+++ DATA SECTION +++

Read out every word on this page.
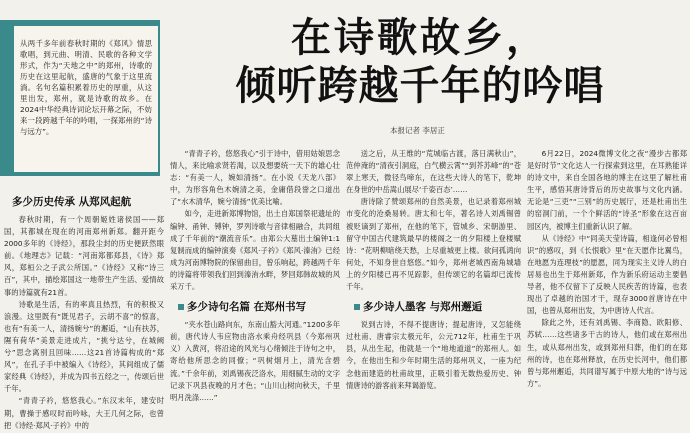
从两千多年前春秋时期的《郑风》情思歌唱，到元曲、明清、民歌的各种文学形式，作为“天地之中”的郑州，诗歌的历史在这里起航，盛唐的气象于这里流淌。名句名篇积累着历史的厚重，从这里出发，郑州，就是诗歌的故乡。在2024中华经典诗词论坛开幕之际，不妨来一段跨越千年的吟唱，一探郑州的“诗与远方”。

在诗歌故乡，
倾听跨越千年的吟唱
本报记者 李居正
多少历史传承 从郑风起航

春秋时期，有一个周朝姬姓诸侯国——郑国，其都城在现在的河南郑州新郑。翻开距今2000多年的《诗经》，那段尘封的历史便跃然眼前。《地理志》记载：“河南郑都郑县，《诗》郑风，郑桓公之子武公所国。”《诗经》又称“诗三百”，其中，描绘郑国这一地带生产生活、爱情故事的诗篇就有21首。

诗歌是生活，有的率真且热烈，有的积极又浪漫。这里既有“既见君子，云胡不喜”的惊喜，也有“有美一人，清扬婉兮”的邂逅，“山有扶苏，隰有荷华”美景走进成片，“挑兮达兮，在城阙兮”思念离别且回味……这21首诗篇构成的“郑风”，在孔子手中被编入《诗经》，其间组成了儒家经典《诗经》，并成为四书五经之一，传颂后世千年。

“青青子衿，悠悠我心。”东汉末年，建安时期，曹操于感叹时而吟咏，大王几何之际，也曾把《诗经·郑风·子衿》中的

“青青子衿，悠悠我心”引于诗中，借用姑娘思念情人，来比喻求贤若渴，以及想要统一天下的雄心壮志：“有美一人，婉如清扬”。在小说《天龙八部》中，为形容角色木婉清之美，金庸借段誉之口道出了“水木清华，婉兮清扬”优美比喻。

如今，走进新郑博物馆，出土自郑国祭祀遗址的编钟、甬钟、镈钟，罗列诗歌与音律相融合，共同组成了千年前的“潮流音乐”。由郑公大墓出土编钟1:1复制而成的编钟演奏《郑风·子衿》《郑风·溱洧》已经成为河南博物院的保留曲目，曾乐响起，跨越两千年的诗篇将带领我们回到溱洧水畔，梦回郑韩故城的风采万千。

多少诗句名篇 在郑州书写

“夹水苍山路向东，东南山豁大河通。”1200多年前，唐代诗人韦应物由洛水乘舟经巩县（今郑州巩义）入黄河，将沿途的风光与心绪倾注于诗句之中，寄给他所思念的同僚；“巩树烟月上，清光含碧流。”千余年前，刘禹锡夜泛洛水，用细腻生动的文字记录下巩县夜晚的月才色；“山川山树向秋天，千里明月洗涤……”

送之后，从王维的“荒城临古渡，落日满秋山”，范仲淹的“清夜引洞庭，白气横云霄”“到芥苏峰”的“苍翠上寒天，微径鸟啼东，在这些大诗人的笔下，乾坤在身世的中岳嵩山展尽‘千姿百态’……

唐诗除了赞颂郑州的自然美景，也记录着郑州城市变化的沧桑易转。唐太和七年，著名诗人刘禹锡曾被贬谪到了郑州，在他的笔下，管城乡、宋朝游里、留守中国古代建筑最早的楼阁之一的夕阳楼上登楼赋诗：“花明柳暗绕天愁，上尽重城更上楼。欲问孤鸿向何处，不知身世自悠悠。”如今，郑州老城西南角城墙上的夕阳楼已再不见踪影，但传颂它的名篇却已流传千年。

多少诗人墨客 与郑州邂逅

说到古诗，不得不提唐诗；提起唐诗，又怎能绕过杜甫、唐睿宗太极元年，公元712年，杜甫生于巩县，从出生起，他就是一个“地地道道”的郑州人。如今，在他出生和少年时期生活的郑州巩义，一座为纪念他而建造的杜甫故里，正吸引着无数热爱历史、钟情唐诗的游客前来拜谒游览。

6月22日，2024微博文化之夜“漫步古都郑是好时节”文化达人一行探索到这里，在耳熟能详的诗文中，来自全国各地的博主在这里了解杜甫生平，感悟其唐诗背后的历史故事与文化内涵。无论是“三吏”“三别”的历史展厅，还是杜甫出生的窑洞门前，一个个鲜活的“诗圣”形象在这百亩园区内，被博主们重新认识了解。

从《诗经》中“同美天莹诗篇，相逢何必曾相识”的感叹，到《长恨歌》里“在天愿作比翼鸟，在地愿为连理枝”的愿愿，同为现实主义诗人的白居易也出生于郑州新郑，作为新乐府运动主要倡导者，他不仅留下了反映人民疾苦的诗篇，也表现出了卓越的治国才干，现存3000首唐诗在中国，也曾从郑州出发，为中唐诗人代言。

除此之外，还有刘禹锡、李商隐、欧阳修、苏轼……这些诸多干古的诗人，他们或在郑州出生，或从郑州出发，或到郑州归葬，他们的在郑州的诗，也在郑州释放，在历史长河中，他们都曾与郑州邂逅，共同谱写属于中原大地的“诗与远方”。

+++

## EXERCISE AIM
Drop the pictures and reproduce the rest of the entries above exactly.

## COMPLETE ANSWER
Read out every word on this page.
从两千多年前春秋时期的《郑风》情思歌唱，到元曲、明清、民歌的各种文学形式，作为“天地之中”的郑州，诗歌的历史在这里起航，盛唐的气象于这里流淌。名句名篇积累着历史的厚重，从这里出发，郑州，就是诗歌的故乡。在2024中华经典诗词论坛开幕之际，不妨来一段跨越千年的吟唱，一探郑州的“诗与远方”。

在诗歌故乡，
倾听跨越千年的吟唱
本报记者 李居正
多少历史传承 从郑风起航

春秋时期，有一个周朝姬姓诸侯国——郑国，其都城在现在的河南郑州新郑。翻开距今2000多年的《诗经》，那段尘封的历史便跃然眼前。《地理志》记载：“河南郑都郑县，《诗》郑风，郑桓公之子武公所国。”《诗经》又称“诗三百”，其中，描绘郑国这一地带生产生活、爱情故事的诗篇就有21首。

诗歌是生活，有的率真且热烈，有的积极又浪漫。这里既有“既见君子，云胡不喜”的惊喜，也有“有美一人，清扬婉兮”的邂逅，“山有扶苏，隰有荷华”美景走进成片，“挑兮达兮，在城阙兮”思念离别且回味……这21首诗篇构成的“郑风”，在孔子手中被编入《诗经》，其间组成了儒家经典《诗经》，并成为四书五经之一，传颂后世千年。

“青青子衿，悠悠我心。”东汉末年，建安时期，曹操于感叹时而吟咏，大王几何之际，也曾把《诗经·郑风·子衿》中的

“青青子衿，悠悠我心”引于诗中，借用姑娘思念情人，来比喻求贤若渴，以及想要统一天下的雄心壮志：“有美一人，婉如清扬”。在小说《天龙八部》中，为形容角色木婉清之美，金庸借段誉之口道出了“水木清华，婉兮清扬”优美比喻。

如今，走进新郑博物馆，出土自郑国祭祀遗址的编钟、甬钟、镈钟，罗列诗歌与音律相融合，共同组成了千年前的“潮流音乐”。由郑公大墓出土编钟1:1复制而成的编钟演奏《郑风·子衿》《郑风·溱洧》已经成为河南博物院的保留曲目，曾乐响起，跨越两千年的诗篇将带领我们回到溱洧水畔，梦回郑韩故城的风采万千。

多少诗句名篇 在郑州书写

“夹水苍山路向东，东南山豁大河通。”1200多年前，唐代诗人韦应物由洛水乘舟经巩县（今郑州巩义）入黄河，将沿途的风光与心绪倾注于诗句之中，寄给他所思念的同僚；“巩树烟月上，清光含碧流。”千余年前，刘禹锡夜泛洛水，用细腻生动的文字记录下巩县夜晚的月才色；“山川山树向秋天，千里明月洗涤……”

送之后，从王维的“荒城临古渡，落日满秋山”，范仲淹的“清夜引洞庭，白气横云霄”“到芥苏峰”的“苍翠上寒天，微径鸟啼东，在这些大诗人的笔下，乾坤在身世的中岳嵩山展尽‘千姿百态’……

唐诗除了赞颂郑州的自然美景，也记录着郑州城市变化的沧桑易转。唐太和七年，著名诗人刘禹锡曾被贬谪到了郑州，在他的笔下，管城乡、宋朝游里、留守中国古代建筑最早的楼阁之一的夕阳楼上登楼赋诗：“花明柳暗绕天愁，上尽重城更上楼。欲问孤鸿向何处，不知身世自悠悠。”如今，郑州老城西南角城墙上的夕阳楼已再不见踪影，但传颂它的名篇却已流传千年。

多少诗人墨客 与郑州邂逅

说到古诗，不得不提唐诗；提起唐诗，又怎能绕过杜甫、唐睿宗太极元年，公元712年，杜甫生于巩县，从出生起，他就是一个“地地道道”的郑州人。如今，在他出生和少年时期生活的郑州巩义，一座为纪念他而建造的杜甫故里，正吸引着无数热爱历史、钟情唐诗的游客前来拜谒游览。

6月22日，2024微博文化之夜“漫步古都郑是好时节”文化达人一行探索到这里，在耳熟能详的诗文中，来自全国各地的博主在这里了解杜甫生平，感悟其唐诗背后的历史故事与文化内涵。无论是“三吏”“三别”的历史展厅，还是杜甫出生的窑洞门前，一个个鲜活的“诗圣”形象在这百亩园区内，被博主们重新认识了解。

从《诗经》中“同美天莹诗篇，相逢何必曾相识”的感叹，到《长恨歌》里“在天愿作比翼鸟，在地愿为连理枝”的愿愿，同为现实主义诗人的白居易也出生于郑州新郑，作为新乐府运动主要倡导者，他不仅留下了反映人民疾苦的诗篇，也表现出了卓越的治国才干，现存3000首唐诗在中国，也曾从郑州出发，为中唐诗人代言。

除此之外，还有刘禹锡、李商隐、欧阳修、苏轼……这些诸多干古的诗人，他们或在郑州出生，或从郑州出发，或到郑州归葬，他们的在郑州的诗，也在郑州释放，在历史长河中，他们都曾与郑州邂逅，共同谱写属于中原大地的“诗与远方”。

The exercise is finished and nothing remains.